* What you have to do
Find each line with the word "Global" and copy it.

* Material
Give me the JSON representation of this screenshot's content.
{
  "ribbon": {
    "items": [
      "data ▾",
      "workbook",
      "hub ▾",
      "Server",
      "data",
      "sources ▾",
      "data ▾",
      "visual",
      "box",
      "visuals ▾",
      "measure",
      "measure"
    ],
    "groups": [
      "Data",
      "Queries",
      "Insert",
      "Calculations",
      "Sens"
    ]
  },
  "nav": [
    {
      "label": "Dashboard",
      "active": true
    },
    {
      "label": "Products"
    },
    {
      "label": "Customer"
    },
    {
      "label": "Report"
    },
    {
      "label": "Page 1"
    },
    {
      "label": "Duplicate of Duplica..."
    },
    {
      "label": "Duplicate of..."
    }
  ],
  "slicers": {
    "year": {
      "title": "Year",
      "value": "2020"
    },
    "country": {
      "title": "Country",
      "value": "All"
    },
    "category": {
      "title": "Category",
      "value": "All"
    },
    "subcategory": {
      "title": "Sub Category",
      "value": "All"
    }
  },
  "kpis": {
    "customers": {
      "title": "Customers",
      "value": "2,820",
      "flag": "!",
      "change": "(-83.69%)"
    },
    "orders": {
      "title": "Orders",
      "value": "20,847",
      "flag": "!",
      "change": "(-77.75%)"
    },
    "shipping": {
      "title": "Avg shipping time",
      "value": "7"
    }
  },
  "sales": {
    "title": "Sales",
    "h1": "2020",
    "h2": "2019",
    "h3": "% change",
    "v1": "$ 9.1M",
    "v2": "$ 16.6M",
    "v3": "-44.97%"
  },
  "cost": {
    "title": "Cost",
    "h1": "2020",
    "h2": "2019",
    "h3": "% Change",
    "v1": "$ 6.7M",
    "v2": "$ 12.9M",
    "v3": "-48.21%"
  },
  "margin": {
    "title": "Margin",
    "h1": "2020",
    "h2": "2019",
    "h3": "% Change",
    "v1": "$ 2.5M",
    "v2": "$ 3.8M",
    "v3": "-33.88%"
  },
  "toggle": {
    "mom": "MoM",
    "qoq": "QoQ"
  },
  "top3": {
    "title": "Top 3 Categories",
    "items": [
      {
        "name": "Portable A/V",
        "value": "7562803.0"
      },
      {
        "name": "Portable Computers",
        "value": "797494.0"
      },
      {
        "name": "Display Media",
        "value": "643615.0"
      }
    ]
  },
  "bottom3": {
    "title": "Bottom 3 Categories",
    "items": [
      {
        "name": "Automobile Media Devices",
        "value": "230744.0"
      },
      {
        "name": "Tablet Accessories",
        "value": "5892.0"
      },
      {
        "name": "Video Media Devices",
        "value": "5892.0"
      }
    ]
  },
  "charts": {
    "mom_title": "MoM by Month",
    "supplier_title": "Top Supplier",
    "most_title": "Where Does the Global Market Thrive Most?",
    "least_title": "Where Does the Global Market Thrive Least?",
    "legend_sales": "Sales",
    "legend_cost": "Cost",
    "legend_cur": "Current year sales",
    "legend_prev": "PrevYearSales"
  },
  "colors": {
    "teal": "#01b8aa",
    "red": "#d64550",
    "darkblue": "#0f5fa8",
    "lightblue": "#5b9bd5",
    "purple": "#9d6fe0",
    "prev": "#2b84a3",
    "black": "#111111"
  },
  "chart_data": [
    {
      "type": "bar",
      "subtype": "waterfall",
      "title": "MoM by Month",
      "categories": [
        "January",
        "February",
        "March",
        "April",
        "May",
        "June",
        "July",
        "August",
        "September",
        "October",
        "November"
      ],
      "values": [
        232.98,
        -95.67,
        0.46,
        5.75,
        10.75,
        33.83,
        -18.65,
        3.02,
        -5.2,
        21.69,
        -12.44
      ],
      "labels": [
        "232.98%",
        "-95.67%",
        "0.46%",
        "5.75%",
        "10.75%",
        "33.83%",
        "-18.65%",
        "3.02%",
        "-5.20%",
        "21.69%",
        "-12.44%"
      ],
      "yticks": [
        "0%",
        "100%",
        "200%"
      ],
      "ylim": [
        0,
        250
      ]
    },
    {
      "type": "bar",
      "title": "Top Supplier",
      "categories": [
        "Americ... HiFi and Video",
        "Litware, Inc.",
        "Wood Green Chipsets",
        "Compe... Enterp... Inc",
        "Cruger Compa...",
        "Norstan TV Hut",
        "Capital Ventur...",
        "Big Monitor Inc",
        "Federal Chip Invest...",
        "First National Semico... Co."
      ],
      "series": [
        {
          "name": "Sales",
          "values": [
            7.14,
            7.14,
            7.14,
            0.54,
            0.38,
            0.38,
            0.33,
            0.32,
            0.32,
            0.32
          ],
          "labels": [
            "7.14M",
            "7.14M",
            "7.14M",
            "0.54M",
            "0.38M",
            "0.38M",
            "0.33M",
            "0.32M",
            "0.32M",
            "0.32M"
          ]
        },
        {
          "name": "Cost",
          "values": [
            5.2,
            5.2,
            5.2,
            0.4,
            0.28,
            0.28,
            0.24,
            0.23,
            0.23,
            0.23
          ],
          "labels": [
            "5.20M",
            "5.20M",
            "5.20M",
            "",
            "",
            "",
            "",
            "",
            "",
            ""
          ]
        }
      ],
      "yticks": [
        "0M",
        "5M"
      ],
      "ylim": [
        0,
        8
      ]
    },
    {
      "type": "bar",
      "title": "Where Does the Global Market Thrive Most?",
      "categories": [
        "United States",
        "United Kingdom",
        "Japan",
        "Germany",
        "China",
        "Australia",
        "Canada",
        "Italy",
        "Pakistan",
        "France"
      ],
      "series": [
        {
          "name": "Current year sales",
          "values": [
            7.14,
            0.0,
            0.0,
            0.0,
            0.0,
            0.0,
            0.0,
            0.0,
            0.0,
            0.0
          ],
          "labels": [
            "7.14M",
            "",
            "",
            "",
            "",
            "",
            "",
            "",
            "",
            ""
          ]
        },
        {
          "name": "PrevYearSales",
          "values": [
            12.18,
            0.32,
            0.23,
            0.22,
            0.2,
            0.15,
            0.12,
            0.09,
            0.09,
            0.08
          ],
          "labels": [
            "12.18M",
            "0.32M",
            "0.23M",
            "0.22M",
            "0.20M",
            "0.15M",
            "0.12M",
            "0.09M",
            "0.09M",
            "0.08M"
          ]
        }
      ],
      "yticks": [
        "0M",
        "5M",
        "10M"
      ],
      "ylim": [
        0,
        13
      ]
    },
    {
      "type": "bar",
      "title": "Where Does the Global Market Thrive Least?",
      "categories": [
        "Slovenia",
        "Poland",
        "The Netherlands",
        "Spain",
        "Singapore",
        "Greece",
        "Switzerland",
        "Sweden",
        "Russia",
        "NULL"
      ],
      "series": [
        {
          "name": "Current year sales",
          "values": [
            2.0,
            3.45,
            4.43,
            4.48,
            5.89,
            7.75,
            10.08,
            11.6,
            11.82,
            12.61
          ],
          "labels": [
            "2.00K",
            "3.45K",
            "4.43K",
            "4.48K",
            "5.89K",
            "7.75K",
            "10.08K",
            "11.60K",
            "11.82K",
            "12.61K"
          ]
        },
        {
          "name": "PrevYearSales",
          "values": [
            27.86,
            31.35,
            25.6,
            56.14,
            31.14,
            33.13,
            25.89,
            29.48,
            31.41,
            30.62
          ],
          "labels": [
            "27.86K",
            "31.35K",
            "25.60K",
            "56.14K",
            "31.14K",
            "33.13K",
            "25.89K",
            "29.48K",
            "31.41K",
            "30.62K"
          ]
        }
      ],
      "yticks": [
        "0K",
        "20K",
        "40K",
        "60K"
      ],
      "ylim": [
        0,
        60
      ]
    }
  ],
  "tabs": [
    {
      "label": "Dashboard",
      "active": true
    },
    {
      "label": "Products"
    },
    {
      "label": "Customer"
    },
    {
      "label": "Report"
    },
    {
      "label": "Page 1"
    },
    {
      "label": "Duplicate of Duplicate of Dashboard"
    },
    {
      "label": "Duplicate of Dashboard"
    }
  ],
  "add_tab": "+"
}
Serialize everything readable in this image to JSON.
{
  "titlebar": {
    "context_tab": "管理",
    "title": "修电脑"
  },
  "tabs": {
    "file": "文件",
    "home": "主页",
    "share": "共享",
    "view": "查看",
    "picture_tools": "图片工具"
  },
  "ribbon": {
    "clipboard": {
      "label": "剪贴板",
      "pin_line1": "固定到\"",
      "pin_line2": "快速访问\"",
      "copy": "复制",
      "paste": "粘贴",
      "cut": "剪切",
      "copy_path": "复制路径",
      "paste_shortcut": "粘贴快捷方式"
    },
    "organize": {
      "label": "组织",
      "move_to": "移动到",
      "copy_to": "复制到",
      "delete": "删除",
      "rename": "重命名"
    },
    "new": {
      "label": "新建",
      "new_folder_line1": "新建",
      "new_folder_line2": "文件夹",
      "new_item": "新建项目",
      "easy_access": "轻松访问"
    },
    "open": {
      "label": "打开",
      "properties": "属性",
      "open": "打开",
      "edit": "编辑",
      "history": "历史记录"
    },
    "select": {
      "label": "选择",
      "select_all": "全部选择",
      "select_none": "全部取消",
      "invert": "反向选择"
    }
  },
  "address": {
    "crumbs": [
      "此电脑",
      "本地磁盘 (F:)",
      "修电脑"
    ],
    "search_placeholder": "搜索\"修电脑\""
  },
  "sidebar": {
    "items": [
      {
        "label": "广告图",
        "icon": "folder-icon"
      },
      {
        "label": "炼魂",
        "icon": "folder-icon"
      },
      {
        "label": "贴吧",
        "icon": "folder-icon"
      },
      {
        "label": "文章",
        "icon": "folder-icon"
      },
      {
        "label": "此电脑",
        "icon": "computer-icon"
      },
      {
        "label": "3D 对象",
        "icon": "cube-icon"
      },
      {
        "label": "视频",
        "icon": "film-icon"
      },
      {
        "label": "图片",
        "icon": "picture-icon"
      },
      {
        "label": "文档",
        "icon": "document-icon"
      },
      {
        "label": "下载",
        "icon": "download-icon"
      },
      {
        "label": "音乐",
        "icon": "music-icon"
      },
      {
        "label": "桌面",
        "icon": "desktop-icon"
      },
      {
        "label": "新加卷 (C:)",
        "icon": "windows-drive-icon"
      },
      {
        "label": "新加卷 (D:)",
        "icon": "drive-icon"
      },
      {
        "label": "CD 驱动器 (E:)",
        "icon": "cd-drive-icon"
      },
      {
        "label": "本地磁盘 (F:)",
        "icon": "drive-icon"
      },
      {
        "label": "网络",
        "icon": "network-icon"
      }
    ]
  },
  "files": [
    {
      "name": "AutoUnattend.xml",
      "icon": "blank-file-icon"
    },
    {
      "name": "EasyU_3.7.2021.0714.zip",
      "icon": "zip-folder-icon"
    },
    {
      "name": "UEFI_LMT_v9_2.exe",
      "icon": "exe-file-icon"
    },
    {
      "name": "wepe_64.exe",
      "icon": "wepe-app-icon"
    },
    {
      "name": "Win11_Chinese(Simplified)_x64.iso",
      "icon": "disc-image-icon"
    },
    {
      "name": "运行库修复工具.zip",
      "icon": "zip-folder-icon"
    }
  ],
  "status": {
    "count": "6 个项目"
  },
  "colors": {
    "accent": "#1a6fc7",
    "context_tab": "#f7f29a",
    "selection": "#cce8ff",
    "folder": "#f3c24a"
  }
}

* Worked solution
    "most_title": "Where Does the Global Market Thrive Most?",
    "least_title": "Where Does the Global Market Thrive Least?",
      "title": "Where Does the Global Market Thrive Most?",
      "title": "Where Does the Global Market Thrive Least?",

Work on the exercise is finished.